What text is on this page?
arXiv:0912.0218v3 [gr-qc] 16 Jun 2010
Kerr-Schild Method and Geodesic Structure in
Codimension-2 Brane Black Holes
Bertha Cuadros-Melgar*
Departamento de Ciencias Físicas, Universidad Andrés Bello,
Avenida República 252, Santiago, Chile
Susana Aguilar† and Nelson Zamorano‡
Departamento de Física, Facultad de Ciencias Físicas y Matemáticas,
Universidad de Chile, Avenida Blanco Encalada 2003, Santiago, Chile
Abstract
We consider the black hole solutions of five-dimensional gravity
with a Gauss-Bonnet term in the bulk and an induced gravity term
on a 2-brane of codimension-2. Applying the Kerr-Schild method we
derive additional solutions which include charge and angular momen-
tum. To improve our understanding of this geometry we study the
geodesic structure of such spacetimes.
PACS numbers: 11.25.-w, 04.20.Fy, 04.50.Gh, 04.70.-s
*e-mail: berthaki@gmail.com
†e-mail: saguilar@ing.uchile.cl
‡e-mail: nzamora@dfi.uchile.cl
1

════════

THE TASK — All of the entries above should be written out again exactly.

RESPONSE FOR THIS EXERCISE —
What text is on this page?
arXiv:0912.0218v3 [gr-qc] 16 Jun 2010
Kerr-Schild Method and Geodesic Structure in
Codimension-2 Brane Black Holes
Bertha Cuadros-Melgar*
Departamento de Ciencias Físicas, Universidad Andrés Bello,
Avenida República 252, Santiago, Chile
Susana Aguilar† and Nelson Zamorano‡
Departamento de Física, Facultad de Ciencias Físicas y Matemáticas,
Universidad de Chile, Avenida Blanco Encalada 2003, Santiago, Chile
Abstract
We consider the black hole solutions of five-dimensional gravity
with a Gauss-Bonnet term in the bulk and an induced gravity term
on a 2-brane of codimension-2. Applying the Kerr-Schild method we
derive additional solutions which include charge and angular momen-
tum. To improve our understanding of this geometry we study the
geodesic structure of such spacetimes.
PACS numbers: 11.25.-w, 04.20.Fy, 04.50.Gh, 04.70.-s
*e-mail: berthaki@gmail.com
†e-mail: saguilar@ing.uchile.cl
‡e-mail: nzamora@dfi.uchile.cl
1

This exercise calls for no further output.